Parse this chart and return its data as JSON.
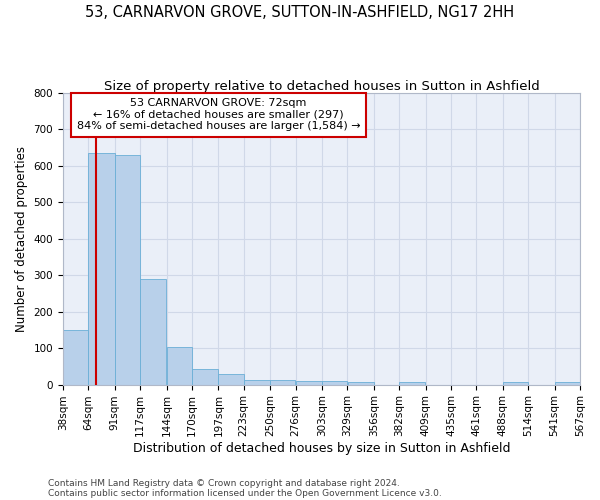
{
  "title": "53, CARNARVON GROVE, SUTTON-IN-ASHFIELD, NG17 2HH",
  "subtitle": "Size of property relative to detached houses in Sutton in Ashfield",
  "xlabel": "Distribution of detached houses by size in Sutton in Ashfield",
  "ylabel": "Number of detached properties",
  "footnote1": "Contains HM Land Registry data © Crown copyright and database right 2024.",
  "footnote2": "Contains public sector information licensed under the Open Government Licence v3.0.",
  "annotation_line1": "53 CARNARVON GROVE: 72sqm",
  "annotation_line2": "← 16% of detached houses are smaller (297)",
  "annotation_line3": "84% of semi-detached houses are larger (1,584) →",
  "property_sqm": 72,
  "bar_left_edges": [
    38,
    64,
    91,
    117,
    144,
    170,
    197,
    223,
    250,
    276,
    303,
    329,
    356,
    382,
    409,
    435,
    461,
    488,
    514,
    541
  ],
  "bar_widths": [
    26,
    27,
    26,
    27,
    26,
    27,
    26,
    27,
    26,
    27,
    26,
    27,
    26,
    27,
    26,
    26,
    27,
    26,
    27,
    26
  ],
  "bar_heights": [
    150,
    635,
    630,
    290,
    103,
    42,
    30,
    13,
    13,
    11,
    11,
    8,
    0,
    8,
    0,
    0,
    0,
    8,
    0,
    8
  ],
  "bar_color": "#b8d0ea",
  "bar_edge_color": "#6aaed6",
  "redline_x": 72,
  "ylim": [
    0,
    800
  ],
  "yticks": [
    0,
    100,
    200,
    300,
    400,
    500,
    600,
    700,
    800
  ],
  "xtick_labels": [
    "38sqm",
    "64sqm",
    "91sqm",
    "117sqm",
    "144sqm",
    "170sqm",
    "197sqm",
    "223sqm",
    "250sqm",
    "276sqm",
    "303sqm",
    "329sqm",
    "356sqm",
    "382sqm",
    "409sqm",
    "435sqm",
    "461sqm",
    "488sqm",
    "514sqm",
    "541sqm",
    "567sqm"
  ],
  "grid_color": "#d0d8e8",
  "bg_color": "#eaeff8",
  "annotation_box_color": "#cc0000",
  "title_fontsize": 10.5,
  "subtitle_fontsize": 9.5,
  "xlabel_fontsize": 9,
  "ylabel_fontsize": 8.5,
  "annot_fontsize": 8,
  "tick_fontsize": 7.5,
  "footnote_fontsize": 6.5
}
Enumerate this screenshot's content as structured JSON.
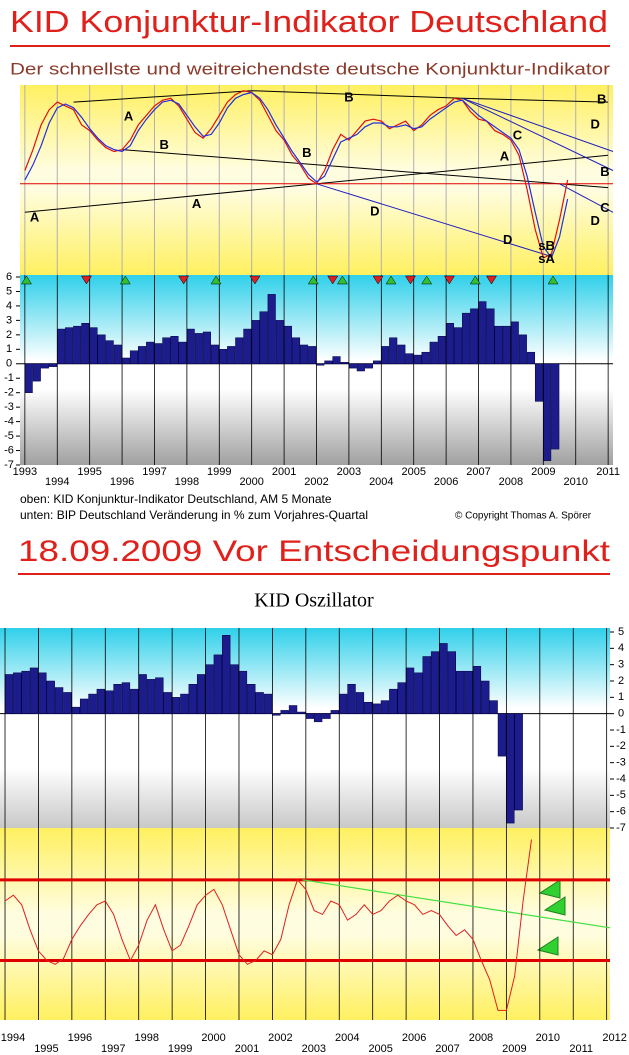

→ **Task goal**:
From the entries above, copy every line that holds the word "CARNARVON".

→ **Answer in full**:
  "title": "53, CARNARVON GROVE, SUTTON-IN-ASHFIELD, NG17 2HH",
  "annotation_line1": "53 CARNARVON GROVE: 72sqm",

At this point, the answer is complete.